_Task description:_
Below are the records; locate each line with the word "Gothus" and copy it.

_Material provided:_
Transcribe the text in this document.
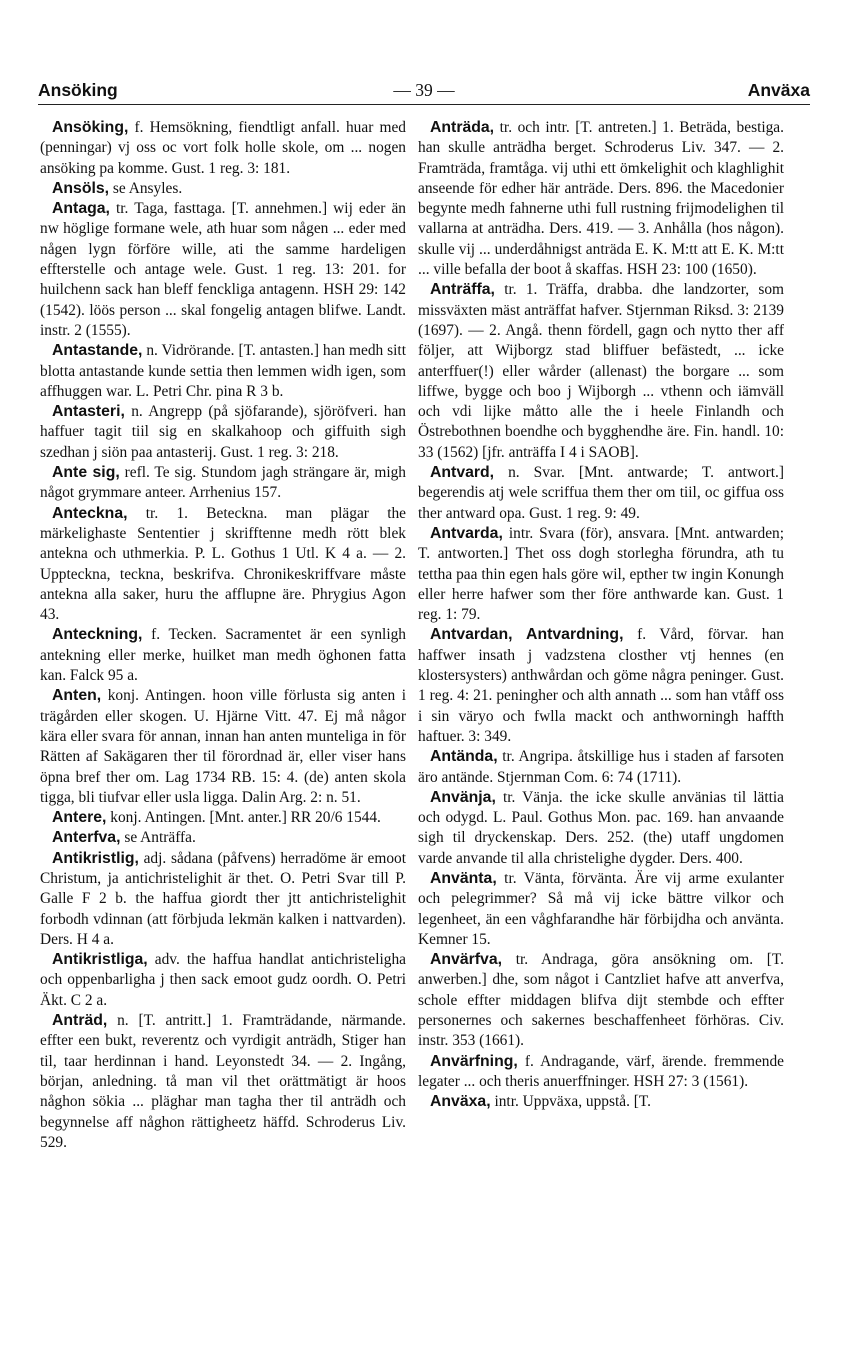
— 39 —
Ansöking	Anväxa

Ansöking, f. Hemsökning, fiendtligt anfall. huar med (penningar) vj oss oc vort folk holle skole, om ... nogen ansöking pa komme. Gust. 1 reg. 3: 181.

Ansöls, se Ansyles.

Antaga, tr. Taga, fasttaga. [T. annehmen.] wij eder än nw höglige formane wele, ath huar som någen ... eder med någen lygn förföre wille, ati the samme hardeligen effterstelle och antage wele. Gust. 1 reg. 13: 201. for huilchenn sack han bleff fenckliga antagenn. HSH 29: 142 (1542). löös person ... skal fongelig antagen blifwe. Landt. instr. 2 (1555).

Antastande, n. Vidrörande. [T. antasten.] han medh sitt blotta antastande kunde settia then lemmen widh igen, som affhuggen war. L. Petri Chr. pina R 3 b.

Antasteri, n. Angrepp (på sjöfarande), sjöröfveri. han haffuer tagit tiil sig en skalkahoop och giffuith sigh szedhan j siön paa antasterij. Gust. 1 reg. 3: 218.

Ante sig, refl. Te sig. Stundom jagh strängare är, migh något grymmare anteer. Arrhenius 157.

Anteckna, tr. 1. Beteckna. man plägar the märkelighaste Sententier j skrifftenne medh rött blek antekna och uthmerkia. P. L. Gothus 1 Utl. K 4 a. — 2. Uppteckna, teckna, beskrifva. Chronikeskriffvare måste antekna alla saker, huru the afflupne äre. Phrygius Agon 43.

Anteckning, f. Tecken. Sacramentet är een synligh antekning eller merke, huilket man medh öghonen fatta kan. Falck 95 a.

Anten, konj. Antingen. hoon ville förlusta sig anten i trägården eller skogen. U. Hjärne Vitt. 47. Ej må någor kära eller svara för annan, innan han anten munteliga in för Rätten af Sakägaren ther til förordnad är, eller viser hans öpna bref ther om. Lag 1734 RB. 15: 4. (de) anten skola tigga, bli tiufvar eller usla ligga. Dalin Arg. 2: n. 51.

Antere, konj. Antingen. [Mnt. anter.] RR 20/6 1544.

Anterfva, se Anträffa.

Antikristlig, adj. sådana (påfvens) herradöme är emoot Christum, ja antichristelighit är thet. O. Petri Svar till P. Galle F 2 b. the haffua giordt ther jtt antichristelighit forbodh vdinnan (att förbjuda lekmän kalken i nattvarden). Ders. H 4 a.

Antikristliga, adv. the haffua handlat antichristeligha och oppenbarligha j then sack emoot gudz oordh. O. Petri Äkt. C 2 a.

Anträd, n. [T. antritt.] 1. Framträdande, närmande. effter een bukt, reverentz och vyrdigit anträdh, Stiger han til, taar herdinnan i hand. Leyonstedt 34. — 2. Ingång, början, anledning. tå man vil thet orättmätigt är hoos någhon sökia ... pläghar man tagha ther til anträdh och begynnelse aff någhon rättigheetz häffd. Schroderus Liv. 529.

Anträda, tr. och intr. [T. antreten.] 1. Beträda, bestiga. han skulle anträdha berget. Schroderus Liv. 347. — 2. Framträda, framtåga. vij uthi ett ömkelighit och klaghlighit anseende för edher här anträde. Ders. 896. the Macedonier begynte medh fahnerne uthi full rustning frijmodelighen til vallarna at anträdha. Ders. 419. — 3. Anhålla (hos någon). skulle vij ... underdåhnigst anträda E. K. M:tt att E. K. M:tt ... ville befalla der boot å skaffas. HSH 23: 100 (1650).

Anträffa, tr. 1. Träffa, drabba. dhe landzorter, som missväxten mäst anträffat hafver. Stjernman Riksd. 3: 2139 (1697). — 2. Angå. thenn fördell, gagn och nytto ther aff följer, att Wijborgz stad bliffuer befästedt, ... icke anterffuer(!) eller wårder (allenast) the borgare ... som liffwe, bygge och boo j Wijborgh ... vthenn och iämväll och vdi lijke måtto alle the i heele Finlandh och Östrebothnen boendhe och bygghendhe äre. Fin. handl. 10: 33 (1562) [jfr. anträffa I 4 i SAOB].

Antvard, n. Svar. [Mnt. antwarde; T. antwort.] begerendis atj wele scriffua them ther om tiil, oc giffua oss ther antward opa. Gust. 1 reg. 9: 49.

Antvarda, intr. Svara (för), ansvara. [Mnt. antwarden; T. antworten.] Thet oss dogh storlegha förundra, ath tu tettha paa thin egen hals göre wil, epther tw ingin Konungh eller herre hafwer som ther före anthwarde kan. Gust. 1 reg. 1: 79.

Antvardan, Antvardning, f. Vård, förvar. han haffwer insath j vadzstena closther vtj hennes (en klostersysters) anthwårdan och göme några peninger. Gust. 1 reg. 4: 21. peningher och alth annath ... som han vtåff oss i sin väryo och fwlla mackt och anthworningh haffth haftuer. 3: 349.

Antända, tr. Angripa. åtskillige hus i staden af farsoten äro antände. Stjernman Com. 6: 74 (1711).

Använja, tr. Vänja. the icke skulle använias til lättia och odygd. L. Paul. Gothus Mon. pac. 169. han anvaande sigh til dryckenskap. Ders. 252. (the) utaff ungdomen varde anvande til alla christelighe dygder. Ders. 400.

Använta, tr. Vänta, förvänta. Äre vij arme exulanter och pelegrimmer? Så må vij icke bättre vilkor och legenheet, än een våghfarandhe här förbijdha och använta. Kemner 15.

Anvärfva, tr. Andraga, göra ansökning om. [T. anwerben.] dhe, som något i Cantzliet hafve att anverfva, schole effter middagen blifva dijt stembde och effter personernes och sakernes beschaffenheet förhöras. Civ. instr. 353 (1661).

Anvärfning, f. Andragande, värf, ärende. fremmende legater ... och theris anuerffninger. HSH 27: 3 (1561).

Anväxa, intr. Uppväxa, uppstå. [T.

_Answer in full:_
Anteckna, tr. 1. Beteckna. man plägar the märkelighaste Sententier j skrifftenne medh rött blek antekna och uthmerkia. P. L. Gothus 1 Utl. K 4 a. — 2. Uppteckna, teckna, beskrifva. Chronikeskriffvare måste antekna alla saker, huru the afflupne äre. Phrygius Agon 43.
Använja, tr. Vänja. the icke skulle använias til lättia och odygd. L. Paul. Gothus Mon. pac. 169. han anvaande sigh til dryckenskap. Ders. 252. (the) utaff ungdomen varde anvande til alla christelighe dygder. Ders. 400.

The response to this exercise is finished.